◆ Goal:
Please reproduce the listing from its first line up to and including the line with "y-tick-label-3: 1 [183, 324, 192, 340]", copying each line without any change.

::: Records provided

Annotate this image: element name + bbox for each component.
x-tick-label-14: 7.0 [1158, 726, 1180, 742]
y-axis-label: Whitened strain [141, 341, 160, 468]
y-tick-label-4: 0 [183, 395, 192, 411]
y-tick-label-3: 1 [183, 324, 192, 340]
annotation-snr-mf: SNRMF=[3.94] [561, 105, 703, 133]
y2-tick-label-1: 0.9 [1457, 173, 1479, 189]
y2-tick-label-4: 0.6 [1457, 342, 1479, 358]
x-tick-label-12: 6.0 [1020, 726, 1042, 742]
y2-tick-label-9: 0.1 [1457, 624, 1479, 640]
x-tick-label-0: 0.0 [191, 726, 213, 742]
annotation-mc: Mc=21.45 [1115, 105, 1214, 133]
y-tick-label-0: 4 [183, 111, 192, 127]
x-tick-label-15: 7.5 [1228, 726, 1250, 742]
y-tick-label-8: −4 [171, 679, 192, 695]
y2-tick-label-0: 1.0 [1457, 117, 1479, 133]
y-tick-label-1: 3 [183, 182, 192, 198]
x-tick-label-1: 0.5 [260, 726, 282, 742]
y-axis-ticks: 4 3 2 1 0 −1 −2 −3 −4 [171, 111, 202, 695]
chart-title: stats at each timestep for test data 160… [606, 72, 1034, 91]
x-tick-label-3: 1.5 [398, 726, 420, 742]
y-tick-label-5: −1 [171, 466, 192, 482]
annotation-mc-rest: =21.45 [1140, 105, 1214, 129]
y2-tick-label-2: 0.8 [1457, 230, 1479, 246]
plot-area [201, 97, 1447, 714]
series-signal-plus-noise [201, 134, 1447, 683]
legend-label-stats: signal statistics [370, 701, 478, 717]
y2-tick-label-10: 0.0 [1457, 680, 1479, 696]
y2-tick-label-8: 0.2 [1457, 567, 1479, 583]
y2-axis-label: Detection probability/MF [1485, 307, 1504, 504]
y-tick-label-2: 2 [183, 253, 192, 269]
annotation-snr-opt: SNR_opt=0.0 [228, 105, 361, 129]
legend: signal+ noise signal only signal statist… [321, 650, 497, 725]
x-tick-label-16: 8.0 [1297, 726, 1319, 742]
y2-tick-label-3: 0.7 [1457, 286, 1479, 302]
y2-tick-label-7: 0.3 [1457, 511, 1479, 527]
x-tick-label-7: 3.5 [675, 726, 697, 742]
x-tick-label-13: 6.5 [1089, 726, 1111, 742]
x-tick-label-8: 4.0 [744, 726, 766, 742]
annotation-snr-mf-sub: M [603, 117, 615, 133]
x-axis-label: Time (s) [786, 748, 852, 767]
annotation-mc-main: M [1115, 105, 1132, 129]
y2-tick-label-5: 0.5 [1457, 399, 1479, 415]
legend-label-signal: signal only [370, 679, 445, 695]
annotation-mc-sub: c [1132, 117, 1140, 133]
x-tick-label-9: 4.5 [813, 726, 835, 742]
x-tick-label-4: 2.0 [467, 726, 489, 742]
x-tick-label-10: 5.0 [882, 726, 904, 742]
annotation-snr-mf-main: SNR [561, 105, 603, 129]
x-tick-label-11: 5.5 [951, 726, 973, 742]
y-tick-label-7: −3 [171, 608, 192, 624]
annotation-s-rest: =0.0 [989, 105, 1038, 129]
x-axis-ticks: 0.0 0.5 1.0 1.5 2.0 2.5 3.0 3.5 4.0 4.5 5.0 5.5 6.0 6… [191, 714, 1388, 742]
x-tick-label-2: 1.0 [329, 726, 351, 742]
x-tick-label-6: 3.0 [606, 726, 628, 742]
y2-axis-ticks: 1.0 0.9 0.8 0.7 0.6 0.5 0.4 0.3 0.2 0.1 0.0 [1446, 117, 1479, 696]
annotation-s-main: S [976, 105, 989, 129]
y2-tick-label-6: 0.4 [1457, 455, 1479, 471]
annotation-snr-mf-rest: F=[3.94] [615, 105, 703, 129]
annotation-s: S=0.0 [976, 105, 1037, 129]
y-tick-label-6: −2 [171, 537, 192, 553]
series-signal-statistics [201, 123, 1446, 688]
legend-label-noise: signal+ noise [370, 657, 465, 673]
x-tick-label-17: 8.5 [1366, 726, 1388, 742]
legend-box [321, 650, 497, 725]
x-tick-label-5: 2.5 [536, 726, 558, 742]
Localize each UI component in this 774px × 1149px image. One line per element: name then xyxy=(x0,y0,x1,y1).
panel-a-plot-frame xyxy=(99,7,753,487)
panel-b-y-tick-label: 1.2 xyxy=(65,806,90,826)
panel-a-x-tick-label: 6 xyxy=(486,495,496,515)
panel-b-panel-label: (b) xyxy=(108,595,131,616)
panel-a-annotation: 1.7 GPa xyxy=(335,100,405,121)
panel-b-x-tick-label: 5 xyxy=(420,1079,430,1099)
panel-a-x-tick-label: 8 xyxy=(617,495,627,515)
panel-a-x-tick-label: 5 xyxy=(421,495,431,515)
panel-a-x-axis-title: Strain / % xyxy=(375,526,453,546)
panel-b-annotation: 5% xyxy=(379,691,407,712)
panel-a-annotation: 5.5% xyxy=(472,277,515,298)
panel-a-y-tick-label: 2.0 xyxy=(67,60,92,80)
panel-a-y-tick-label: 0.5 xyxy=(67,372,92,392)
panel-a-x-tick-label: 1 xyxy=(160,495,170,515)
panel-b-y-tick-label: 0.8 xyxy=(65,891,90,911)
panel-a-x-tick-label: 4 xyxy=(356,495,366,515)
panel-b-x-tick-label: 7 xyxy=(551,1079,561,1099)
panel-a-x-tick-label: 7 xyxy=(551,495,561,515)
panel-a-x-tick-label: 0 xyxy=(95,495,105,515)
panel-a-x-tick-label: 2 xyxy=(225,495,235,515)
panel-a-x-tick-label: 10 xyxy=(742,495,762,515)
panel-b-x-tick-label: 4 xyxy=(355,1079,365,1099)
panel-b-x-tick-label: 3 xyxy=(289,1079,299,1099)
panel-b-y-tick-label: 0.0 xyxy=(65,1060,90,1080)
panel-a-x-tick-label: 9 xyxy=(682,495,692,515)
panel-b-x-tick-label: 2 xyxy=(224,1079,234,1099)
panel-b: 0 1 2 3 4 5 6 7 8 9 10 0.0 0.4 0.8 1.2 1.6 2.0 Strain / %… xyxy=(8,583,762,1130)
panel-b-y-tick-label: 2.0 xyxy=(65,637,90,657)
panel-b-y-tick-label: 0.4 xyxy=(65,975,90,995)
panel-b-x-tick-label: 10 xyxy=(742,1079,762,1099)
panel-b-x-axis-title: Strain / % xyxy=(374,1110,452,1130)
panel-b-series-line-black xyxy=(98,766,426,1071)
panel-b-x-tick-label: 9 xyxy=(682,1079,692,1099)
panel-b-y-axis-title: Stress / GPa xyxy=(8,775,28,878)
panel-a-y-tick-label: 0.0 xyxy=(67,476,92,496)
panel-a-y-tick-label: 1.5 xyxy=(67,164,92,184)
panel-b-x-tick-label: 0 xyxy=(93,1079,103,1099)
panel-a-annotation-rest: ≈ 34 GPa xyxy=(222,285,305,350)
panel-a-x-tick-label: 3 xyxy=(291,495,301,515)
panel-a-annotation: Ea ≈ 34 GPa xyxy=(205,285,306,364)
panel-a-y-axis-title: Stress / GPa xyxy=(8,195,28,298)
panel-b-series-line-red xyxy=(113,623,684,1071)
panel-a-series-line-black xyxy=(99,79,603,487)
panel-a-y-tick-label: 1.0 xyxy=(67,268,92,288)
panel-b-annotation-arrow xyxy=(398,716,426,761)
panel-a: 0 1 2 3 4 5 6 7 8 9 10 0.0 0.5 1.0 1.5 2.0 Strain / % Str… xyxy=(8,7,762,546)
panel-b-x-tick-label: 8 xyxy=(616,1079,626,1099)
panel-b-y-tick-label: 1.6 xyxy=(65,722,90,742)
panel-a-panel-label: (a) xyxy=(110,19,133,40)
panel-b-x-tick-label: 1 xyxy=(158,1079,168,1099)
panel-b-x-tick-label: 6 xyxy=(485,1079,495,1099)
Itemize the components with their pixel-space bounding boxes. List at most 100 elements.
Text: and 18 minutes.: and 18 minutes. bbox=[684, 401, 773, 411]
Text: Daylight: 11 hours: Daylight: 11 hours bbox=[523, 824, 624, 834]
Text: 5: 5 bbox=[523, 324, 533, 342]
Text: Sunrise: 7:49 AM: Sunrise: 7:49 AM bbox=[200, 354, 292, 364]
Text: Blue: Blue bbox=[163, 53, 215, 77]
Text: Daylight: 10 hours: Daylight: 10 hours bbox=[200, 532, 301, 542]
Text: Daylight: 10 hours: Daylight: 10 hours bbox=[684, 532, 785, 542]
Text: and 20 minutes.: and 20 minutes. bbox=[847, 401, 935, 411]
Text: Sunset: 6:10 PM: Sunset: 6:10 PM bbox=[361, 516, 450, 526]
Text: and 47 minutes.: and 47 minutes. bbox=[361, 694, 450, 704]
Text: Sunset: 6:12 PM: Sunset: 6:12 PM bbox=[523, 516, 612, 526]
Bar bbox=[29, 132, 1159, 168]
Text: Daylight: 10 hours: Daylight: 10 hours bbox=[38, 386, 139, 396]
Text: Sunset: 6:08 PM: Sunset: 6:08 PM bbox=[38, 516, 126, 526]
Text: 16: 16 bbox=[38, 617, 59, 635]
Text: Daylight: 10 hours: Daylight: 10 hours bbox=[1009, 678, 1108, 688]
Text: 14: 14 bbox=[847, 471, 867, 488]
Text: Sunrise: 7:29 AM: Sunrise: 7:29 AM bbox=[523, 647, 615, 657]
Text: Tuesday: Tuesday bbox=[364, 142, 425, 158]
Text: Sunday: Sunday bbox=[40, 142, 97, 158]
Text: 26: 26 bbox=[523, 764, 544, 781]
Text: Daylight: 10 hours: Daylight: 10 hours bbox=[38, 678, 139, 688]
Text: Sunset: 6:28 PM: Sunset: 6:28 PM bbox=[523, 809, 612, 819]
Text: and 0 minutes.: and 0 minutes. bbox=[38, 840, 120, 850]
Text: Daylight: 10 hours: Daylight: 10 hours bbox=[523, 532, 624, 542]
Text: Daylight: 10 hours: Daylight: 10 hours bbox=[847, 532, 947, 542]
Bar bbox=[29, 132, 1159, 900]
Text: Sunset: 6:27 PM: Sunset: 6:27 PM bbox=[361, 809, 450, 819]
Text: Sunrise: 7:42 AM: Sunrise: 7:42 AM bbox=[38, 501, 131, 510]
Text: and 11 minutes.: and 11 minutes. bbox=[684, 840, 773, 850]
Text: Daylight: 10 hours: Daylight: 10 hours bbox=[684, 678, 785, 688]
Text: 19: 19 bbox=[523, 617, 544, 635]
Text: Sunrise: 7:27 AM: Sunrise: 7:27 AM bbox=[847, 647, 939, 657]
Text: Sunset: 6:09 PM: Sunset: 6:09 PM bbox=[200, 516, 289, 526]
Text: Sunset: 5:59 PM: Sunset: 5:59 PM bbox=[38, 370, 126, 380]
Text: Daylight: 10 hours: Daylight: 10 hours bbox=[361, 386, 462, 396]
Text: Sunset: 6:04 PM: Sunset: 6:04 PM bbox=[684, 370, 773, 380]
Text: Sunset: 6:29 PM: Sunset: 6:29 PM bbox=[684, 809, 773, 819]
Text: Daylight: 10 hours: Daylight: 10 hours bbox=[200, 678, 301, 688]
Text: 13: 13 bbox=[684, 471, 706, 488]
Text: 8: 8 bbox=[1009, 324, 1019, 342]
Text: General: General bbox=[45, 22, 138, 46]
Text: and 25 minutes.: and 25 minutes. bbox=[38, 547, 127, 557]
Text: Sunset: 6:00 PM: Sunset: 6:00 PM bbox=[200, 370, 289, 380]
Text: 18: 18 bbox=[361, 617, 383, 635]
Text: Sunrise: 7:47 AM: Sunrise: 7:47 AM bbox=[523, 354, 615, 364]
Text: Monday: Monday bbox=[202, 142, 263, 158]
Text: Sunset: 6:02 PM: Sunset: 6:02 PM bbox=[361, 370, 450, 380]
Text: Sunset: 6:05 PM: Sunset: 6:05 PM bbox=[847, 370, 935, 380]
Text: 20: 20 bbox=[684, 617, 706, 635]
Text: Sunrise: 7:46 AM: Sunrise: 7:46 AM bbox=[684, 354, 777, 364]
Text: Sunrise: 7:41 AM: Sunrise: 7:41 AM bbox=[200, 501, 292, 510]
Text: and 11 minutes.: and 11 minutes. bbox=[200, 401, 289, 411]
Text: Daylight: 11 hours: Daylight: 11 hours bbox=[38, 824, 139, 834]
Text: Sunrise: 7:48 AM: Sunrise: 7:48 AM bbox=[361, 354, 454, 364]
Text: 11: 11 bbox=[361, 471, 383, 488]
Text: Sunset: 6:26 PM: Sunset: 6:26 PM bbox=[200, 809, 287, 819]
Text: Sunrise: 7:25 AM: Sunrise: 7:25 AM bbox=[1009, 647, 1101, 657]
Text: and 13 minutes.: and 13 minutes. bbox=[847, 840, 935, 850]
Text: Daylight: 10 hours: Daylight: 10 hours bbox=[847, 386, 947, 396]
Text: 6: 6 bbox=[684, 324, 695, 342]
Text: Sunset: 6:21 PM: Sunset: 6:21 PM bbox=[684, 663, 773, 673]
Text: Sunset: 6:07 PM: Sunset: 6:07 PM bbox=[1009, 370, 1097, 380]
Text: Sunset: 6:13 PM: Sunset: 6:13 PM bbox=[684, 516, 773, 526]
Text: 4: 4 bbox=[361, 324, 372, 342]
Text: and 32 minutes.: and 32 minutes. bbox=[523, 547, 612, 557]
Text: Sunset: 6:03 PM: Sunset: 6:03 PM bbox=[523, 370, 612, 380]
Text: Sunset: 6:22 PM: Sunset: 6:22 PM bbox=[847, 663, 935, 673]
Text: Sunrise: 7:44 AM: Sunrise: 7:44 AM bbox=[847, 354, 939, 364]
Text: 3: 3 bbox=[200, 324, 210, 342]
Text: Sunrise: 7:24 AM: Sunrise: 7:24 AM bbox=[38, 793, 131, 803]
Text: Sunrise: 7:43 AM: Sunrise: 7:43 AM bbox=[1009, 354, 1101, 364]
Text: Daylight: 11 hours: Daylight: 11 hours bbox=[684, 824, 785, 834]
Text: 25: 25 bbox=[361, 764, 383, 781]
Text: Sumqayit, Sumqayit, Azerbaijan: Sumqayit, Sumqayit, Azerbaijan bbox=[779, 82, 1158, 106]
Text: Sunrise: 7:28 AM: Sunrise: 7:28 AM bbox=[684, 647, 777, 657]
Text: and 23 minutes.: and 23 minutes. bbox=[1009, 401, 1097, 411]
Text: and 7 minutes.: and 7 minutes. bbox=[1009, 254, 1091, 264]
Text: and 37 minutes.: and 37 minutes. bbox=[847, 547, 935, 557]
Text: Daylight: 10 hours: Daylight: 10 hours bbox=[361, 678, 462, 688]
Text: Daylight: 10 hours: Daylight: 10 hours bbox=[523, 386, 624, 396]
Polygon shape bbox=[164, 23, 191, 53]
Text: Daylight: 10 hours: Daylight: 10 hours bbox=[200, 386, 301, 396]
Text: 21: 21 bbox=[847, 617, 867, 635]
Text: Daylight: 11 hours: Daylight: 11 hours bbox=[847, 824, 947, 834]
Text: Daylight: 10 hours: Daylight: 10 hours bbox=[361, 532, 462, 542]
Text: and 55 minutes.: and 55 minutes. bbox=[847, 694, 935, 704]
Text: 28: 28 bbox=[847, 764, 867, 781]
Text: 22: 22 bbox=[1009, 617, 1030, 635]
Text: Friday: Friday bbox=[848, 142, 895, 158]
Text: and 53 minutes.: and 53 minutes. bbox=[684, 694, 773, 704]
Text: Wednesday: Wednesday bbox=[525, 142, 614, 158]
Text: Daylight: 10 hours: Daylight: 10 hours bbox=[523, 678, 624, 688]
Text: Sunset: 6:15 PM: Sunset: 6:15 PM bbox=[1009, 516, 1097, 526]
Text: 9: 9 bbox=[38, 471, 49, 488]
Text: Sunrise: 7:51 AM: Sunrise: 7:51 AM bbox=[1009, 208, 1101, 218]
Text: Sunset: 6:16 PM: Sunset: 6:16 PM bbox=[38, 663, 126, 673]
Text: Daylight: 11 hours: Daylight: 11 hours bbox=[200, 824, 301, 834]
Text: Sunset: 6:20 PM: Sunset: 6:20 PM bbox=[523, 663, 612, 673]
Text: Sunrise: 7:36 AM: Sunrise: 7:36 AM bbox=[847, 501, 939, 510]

::::::

◆ Final answer:
Annotate this image: element name + bbox for each component.
x-tick-label-14: 7.0 [1158, 726, 1180, 742]
y-axis-label: Whitened strain [141, 341, 160, 468]
y-tick-label-4: 0 [183, 395, 192, 411]
y-tick-label-3: 1 [183, 324, 192, 340]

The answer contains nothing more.